--- YOUR OBJECTIVE ---
In the entries below, find every line with "annotation" and copy it.

────────

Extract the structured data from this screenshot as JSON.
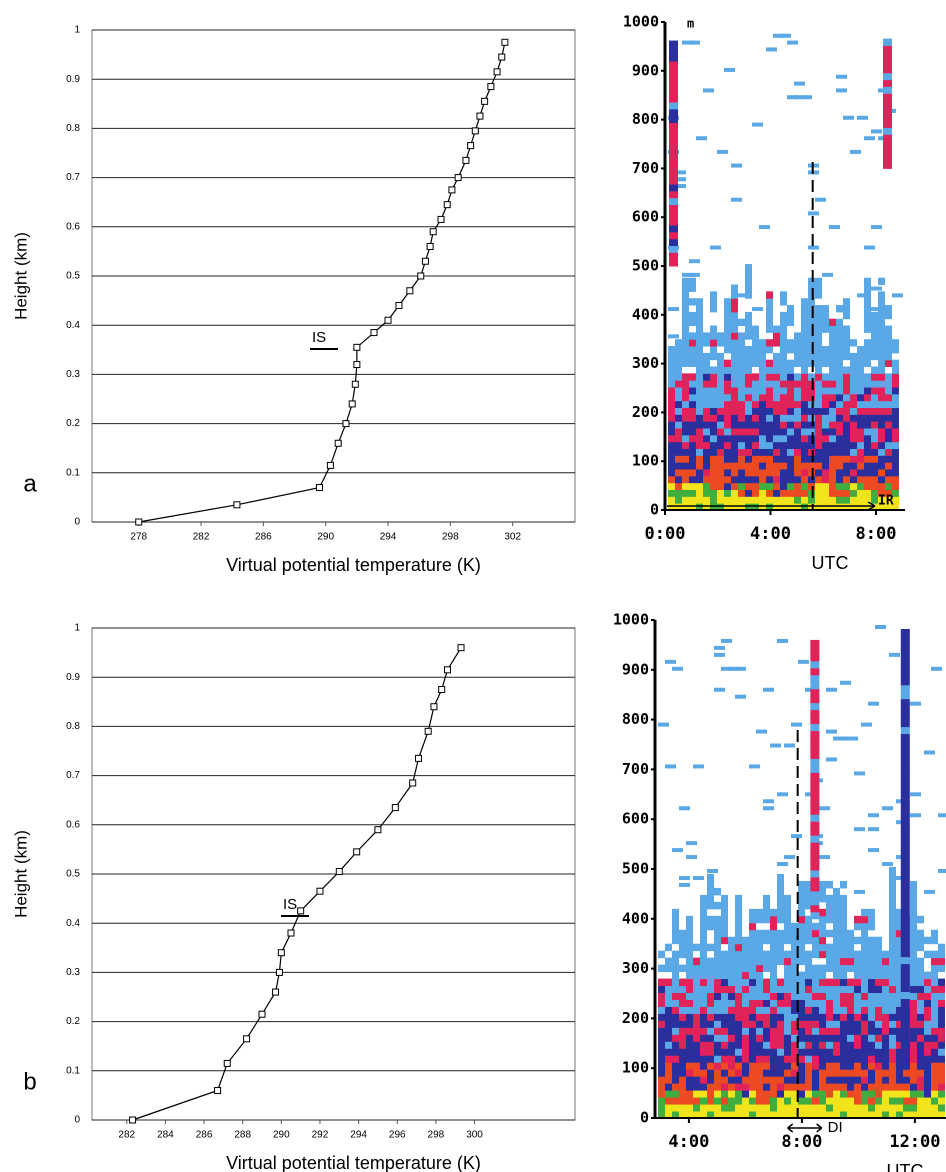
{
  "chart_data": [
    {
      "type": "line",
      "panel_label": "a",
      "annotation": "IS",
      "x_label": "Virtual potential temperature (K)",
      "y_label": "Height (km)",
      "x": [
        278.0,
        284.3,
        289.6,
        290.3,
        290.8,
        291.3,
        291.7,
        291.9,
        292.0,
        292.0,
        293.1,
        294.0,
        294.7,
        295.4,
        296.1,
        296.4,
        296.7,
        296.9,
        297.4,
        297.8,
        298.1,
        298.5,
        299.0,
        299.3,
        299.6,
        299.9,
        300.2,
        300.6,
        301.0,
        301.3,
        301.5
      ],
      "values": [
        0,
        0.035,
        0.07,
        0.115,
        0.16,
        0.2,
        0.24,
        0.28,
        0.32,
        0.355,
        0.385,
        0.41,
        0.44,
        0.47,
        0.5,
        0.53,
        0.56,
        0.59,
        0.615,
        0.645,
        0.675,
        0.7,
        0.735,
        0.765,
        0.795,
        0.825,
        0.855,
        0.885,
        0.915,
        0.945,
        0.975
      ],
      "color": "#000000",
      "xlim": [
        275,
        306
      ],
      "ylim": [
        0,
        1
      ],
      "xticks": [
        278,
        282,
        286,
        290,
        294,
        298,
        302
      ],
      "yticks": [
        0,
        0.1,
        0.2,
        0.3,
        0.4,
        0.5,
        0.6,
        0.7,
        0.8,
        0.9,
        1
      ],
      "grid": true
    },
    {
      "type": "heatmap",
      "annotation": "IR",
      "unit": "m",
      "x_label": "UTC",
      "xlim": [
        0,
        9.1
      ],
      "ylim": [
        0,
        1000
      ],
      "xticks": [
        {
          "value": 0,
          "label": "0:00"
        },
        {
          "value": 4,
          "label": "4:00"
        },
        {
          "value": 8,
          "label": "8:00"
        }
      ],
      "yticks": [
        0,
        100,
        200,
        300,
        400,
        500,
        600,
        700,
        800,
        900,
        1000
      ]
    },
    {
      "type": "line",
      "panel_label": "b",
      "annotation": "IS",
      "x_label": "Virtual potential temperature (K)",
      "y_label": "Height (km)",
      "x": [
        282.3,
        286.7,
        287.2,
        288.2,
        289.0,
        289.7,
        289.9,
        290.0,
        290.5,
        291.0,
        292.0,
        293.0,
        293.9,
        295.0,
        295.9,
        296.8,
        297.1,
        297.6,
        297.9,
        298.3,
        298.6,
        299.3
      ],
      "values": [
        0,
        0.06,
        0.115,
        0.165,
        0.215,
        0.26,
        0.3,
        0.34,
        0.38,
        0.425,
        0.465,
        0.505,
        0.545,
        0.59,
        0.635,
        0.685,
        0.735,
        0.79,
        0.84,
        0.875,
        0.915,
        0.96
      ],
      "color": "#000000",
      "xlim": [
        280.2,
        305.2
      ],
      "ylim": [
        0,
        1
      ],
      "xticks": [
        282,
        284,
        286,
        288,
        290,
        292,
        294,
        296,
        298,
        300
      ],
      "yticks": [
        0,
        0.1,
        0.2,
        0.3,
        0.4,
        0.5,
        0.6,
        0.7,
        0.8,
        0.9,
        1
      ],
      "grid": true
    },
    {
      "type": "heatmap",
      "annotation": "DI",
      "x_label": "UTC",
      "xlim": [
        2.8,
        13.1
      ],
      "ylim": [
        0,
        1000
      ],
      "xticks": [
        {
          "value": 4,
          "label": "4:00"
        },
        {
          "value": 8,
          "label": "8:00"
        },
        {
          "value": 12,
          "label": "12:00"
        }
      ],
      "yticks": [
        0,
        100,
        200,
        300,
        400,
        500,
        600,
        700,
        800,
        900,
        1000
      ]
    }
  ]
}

────────

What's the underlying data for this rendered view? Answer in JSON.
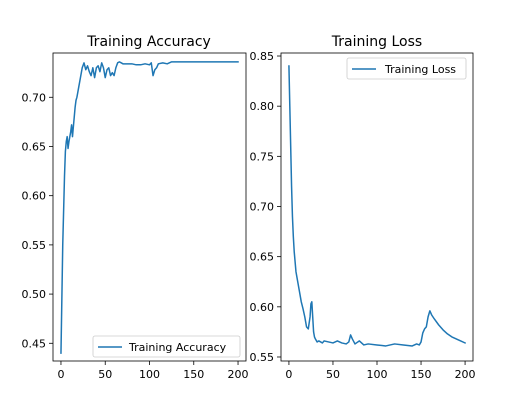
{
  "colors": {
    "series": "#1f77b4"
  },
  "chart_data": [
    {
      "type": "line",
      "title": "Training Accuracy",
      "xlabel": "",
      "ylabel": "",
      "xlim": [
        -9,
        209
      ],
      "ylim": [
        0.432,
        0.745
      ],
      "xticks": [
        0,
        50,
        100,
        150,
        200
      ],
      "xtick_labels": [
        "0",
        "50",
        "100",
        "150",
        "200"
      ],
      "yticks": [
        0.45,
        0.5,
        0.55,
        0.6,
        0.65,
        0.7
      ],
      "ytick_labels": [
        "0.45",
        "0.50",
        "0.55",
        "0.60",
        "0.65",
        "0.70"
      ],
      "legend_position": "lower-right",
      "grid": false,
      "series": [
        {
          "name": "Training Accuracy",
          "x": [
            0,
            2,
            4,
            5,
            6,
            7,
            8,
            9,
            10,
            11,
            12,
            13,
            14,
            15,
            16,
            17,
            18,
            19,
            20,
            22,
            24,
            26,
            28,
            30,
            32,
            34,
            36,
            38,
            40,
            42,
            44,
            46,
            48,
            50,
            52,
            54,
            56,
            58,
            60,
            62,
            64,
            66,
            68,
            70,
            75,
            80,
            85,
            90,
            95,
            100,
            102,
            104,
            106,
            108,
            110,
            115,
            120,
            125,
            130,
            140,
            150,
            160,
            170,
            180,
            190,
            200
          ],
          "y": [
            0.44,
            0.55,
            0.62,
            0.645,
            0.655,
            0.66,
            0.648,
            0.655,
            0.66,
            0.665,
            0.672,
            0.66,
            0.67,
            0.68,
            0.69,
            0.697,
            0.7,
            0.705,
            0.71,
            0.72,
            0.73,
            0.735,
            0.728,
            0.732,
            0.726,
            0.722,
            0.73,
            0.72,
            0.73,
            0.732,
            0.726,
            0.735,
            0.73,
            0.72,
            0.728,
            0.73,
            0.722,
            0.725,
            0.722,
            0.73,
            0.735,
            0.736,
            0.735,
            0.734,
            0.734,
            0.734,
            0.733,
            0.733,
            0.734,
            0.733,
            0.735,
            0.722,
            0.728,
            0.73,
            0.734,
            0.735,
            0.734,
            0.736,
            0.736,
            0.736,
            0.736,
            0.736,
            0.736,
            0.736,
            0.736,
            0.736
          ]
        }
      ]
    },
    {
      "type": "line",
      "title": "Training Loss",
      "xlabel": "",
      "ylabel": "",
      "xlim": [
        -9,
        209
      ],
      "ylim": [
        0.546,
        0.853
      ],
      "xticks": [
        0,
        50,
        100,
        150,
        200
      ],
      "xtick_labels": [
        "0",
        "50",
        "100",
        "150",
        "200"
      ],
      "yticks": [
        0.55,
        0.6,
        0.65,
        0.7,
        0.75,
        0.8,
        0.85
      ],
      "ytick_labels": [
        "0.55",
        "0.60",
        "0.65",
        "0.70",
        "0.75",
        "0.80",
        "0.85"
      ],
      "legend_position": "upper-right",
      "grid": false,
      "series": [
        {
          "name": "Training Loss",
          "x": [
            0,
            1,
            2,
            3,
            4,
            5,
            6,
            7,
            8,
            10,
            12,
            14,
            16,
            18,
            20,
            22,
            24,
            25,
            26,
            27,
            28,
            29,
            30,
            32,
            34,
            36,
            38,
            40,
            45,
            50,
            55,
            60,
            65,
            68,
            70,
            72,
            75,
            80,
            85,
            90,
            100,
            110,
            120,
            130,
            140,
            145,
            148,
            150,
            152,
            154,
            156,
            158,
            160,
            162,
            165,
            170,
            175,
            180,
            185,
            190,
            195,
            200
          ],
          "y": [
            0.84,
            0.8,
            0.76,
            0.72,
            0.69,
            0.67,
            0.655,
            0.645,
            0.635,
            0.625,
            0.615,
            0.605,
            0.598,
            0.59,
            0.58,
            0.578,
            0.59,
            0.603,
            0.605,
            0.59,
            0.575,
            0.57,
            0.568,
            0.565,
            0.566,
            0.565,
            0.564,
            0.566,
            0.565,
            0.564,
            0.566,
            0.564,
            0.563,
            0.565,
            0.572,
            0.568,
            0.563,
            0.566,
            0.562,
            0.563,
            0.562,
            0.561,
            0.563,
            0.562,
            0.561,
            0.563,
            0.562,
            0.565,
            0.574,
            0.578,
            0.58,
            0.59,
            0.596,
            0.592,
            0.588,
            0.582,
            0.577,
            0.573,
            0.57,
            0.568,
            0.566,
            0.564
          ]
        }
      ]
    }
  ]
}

────────

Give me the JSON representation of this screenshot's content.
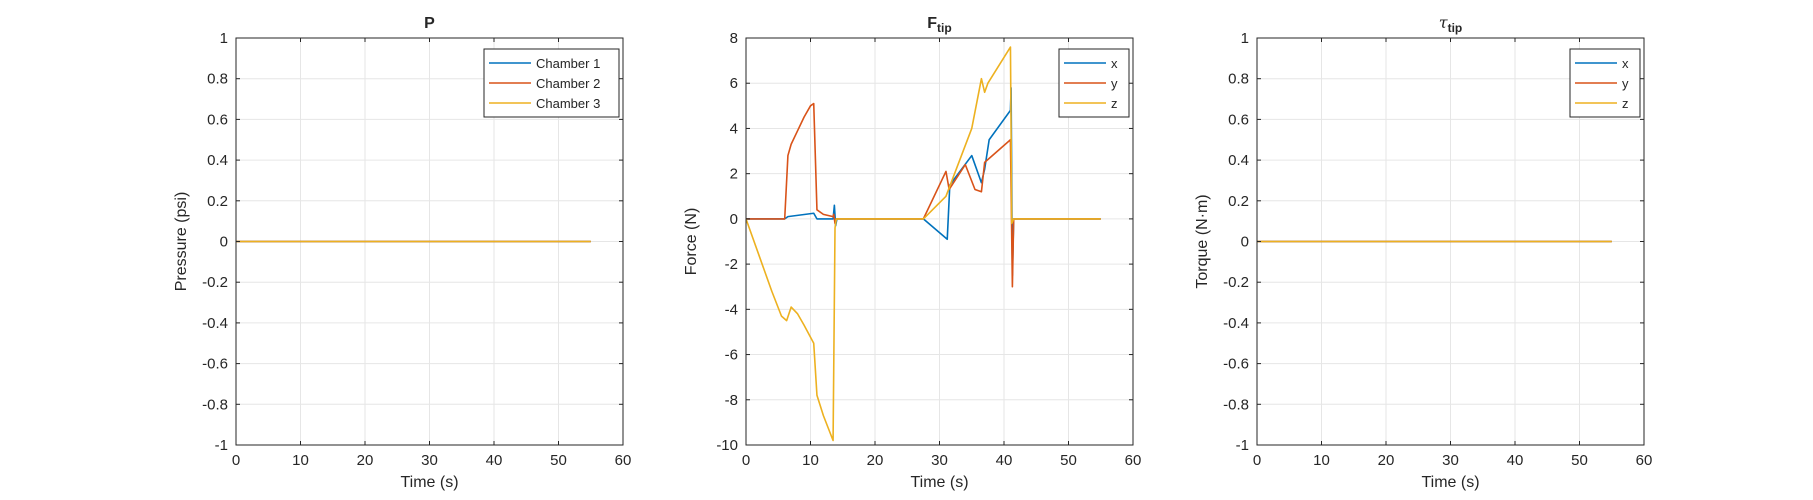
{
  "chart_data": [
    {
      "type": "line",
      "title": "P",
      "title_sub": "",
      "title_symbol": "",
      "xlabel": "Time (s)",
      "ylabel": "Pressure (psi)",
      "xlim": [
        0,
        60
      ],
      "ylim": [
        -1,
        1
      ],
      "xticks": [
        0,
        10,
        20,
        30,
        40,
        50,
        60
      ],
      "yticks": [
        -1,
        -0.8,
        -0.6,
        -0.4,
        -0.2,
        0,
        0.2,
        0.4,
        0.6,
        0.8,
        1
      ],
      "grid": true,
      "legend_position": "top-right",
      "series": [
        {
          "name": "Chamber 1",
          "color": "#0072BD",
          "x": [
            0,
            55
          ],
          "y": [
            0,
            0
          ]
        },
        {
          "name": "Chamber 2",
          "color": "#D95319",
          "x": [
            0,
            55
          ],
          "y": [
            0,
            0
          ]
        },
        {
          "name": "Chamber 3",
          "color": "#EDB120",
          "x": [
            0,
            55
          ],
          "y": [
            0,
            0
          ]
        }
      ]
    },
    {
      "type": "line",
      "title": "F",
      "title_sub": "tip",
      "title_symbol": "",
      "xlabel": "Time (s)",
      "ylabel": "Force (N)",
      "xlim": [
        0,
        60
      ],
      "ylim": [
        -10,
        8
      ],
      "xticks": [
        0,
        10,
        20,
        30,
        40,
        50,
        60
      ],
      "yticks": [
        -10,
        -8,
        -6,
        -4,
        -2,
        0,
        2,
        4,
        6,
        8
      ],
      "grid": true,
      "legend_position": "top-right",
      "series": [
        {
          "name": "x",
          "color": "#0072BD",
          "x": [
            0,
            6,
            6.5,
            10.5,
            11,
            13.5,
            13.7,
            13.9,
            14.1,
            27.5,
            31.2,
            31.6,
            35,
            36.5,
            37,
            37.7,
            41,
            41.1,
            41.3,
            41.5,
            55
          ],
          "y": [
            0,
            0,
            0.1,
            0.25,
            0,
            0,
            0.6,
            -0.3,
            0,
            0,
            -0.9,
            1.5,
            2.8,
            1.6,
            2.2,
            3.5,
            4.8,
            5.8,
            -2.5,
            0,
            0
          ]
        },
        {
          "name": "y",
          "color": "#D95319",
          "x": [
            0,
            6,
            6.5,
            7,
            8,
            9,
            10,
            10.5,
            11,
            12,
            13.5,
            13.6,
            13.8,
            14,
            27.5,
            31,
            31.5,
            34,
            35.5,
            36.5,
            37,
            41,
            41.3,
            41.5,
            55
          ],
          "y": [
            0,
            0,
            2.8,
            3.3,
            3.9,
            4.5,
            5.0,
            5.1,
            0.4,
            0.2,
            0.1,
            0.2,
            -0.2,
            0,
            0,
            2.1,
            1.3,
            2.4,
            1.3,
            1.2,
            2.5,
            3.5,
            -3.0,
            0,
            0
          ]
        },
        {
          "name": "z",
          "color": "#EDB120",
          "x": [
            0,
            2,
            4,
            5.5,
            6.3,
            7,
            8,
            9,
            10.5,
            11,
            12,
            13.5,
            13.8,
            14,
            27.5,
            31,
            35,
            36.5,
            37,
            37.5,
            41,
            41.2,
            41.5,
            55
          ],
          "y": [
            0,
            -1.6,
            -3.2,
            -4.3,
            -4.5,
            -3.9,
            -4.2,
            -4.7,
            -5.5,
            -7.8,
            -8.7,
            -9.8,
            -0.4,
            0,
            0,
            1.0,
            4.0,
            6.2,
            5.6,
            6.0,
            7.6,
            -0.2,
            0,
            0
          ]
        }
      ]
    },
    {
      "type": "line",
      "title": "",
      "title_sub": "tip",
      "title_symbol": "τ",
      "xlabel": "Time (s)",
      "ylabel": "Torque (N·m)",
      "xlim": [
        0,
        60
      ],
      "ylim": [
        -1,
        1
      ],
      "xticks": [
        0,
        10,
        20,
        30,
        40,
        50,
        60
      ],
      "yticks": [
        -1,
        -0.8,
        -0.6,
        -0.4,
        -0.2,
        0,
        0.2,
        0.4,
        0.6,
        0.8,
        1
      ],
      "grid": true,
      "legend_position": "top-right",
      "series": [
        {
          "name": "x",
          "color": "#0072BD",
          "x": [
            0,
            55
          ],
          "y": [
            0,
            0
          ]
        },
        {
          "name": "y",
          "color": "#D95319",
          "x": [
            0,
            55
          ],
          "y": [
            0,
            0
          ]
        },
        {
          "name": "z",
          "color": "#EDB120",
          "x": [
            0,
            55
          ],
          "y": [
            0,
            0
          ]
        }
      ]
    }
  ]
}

────────

--- REPLY TO THE TASK ---
      "annotation": "IS",
      "annotation": "IR",
      "annotation": "IS",
      "annotation": "DI",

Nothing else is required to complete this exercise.